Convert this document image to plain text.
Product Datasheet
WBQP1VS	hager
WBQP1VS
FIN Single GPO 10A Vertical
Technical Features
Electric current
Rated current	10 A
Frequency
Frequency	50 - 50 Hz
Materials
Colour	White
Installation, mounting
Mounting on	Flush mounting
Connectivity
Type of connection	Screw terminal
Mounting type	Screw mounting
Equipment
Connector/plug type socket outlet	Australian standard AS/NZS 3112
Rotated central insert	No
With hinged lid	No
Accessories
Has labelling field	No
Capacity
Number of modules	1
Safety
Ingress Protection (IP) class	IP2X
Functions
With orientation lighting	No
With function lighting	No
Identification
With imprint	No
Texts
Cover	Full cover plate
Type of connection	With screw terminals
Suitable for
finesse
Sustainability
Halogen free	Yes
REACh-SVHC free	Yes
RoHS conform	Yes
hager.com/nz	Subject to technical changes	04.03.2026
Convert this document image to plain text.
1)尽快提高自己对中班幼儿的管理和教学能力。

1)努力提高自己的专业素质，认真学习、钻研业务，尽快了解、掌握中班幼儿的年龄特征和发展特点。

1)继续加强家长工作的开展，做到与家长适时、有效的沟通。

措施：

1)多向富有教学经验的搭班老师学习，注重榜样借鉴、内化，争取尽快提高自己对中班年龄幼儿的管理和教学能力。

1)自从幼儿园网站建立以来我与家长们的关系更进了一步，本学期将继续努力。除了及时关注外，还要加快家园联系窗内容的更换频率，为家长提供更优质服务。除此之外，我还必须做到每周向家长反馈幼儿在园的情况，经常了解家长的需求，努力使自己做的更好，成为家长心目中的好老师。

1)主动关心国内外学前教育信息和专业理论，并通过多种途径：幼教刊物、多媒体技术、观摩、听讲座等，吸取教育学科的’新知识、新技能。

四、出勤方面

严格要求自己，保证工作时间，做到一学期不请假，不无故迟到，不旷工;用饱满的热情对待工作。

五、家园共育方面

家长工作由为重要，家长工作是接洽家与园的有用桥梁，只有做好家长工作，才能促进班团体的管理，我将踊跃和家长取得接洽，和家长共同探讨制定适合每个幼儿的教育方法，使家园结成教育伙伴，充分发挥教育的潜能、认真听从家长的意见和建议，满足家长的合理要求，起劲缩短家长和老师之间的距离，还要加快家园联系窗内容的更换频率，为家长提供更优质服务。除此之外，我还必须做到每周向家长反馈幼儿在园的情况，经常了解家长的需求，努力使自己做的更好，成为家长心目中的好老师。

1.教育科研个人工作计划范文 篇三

::::::

▶ **CHALLENGE**
Each line containing "current" counts once; state the total number of such lines and nothing else.

▶ **OUTPUT BELOW**
2